▶ _TASK REQUIREMENTS_:
Output every line below exactly.

Extracted records
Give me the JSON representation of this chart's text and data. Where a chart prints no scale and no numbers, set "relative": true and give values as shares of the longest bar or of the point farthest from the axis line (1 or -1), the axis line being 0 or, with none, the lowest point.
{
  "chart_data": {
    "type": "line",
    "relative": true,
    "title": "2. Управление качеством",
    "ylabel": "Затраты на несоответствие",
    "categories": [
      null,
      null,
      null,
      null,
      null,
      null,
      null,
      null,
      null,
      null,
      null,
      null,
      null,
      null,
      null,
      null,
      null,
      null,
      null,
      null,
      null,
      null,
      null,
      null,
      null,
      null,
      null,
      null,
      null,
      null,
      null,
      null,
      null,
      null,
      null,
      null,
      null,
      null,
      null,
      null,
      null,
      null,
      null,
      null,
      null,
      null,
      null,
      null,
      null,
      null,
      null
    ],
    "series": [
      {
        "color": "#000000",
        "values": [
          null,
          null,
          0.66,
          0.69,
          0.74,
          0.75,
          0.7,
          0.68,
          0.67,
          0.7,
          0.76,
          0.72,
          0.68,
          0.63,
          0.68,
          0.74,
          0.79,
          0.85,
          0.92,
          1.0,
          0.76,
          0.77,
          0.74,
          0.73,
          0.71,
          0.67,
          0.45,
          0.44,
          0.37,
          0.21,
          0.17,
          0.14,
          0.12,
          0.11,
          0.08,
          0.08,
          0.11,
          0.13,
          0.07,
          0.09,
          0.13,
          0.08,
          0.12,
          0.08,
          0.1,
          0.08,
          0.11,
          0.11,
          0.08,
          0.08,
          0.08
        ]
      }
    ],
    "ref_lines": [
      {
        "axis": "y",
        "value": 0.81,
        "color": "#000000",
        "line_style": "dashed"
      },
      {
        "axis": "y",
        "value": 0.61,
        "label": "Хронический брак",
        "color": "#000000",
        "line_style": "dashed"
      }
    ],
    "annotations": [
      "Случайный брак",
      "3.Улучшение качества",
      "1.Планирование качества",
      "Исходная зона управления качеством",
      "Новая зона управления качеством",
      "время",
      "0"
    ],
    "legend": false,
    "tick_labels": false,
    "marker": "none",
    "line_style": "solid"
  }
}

▶ _TASK RESPONSE_:
Give me the JSON representation of this chart's text and data. Where a chart prints no scale and no numbers, set "relative": true and give values as shares of the longest bar or of the point farthest from the axis line (1 or -1), the axis line being 0 or, with none, the lowest point.
{
  "chart_data": {
    "type": "line",
    "relative": true,
    "title": "2. Управление качеством",
    "ylabel": "Затраты на несоответствие",
    "categories": [
      null,
      null,
      null,
      null,
      null,
      null,
      null,
      null,
      null,
      null,
      null,
      null,
      null,
      null,
      null,
      null,
      null,
      null,
      null,
      null,
      null,
      null,
      null,
      null,
      null,
      null,
      null,
      null,
      null,
      null,
      null,
      null,
      null,
      null,
      null,
      null,
      null,
      null,
      null,
      null,
      null,
      null,
      null,
      null,
      null,
      null,
      null,
      null,
      null,
      null,
      null
    ],
    "series": [
      {
        "color": "#000000",
        "values": [
          null,
          null,
          0.66,
          0.69,
          0.74,
          0.75,
          0.7,
          0.68,
          0.67,
          0.7,
          0.76,
          0.72,
          0.68,
          0.63,
          0.68,
          0.74,
          0.79,
          0.85,
          0.92,
          1.0,
          0.76,
          0.77,
          0.74,
          0.73,
          0.71,
          0.67,
          0.45,
          0.44,
          0.37,
          0.21,
          0.17,
          0.14,
          0.12,
          0.11,
          0.08,
          0.08,
          0.11,
          0.13,
          0.07,
          0.09,
          0.13,
          0.08,
          0.12,
          0.08,
          0.1,
          0.08,
          0.11,
          0.11,
          0.08,
          0.08,
          0.08
        ]
      }
    ],
    "ref_lines": [
      {
        "axis": "y",
        "value": 0.81,
        "color": "#000000",
        "line_style": "dashed"
      },
      {
        "axis": "y",
        "value": 0.61,
        "label": "Хронический брак",
        "color": "#000000",
        "line_style": "dashed"
      }
    ],
    "annotations": [
      "Случайный брак",
      "3.Улучшение качества",
      "1.Планирование качества",
      "Исходная зона управления качеством",
      "Новая зона управления качеством",
      "время",
      "0"
    ],
    "legend": false,
    "tick_labels": false,
    "marker": "none",
    "line_style": "solid"
  }
}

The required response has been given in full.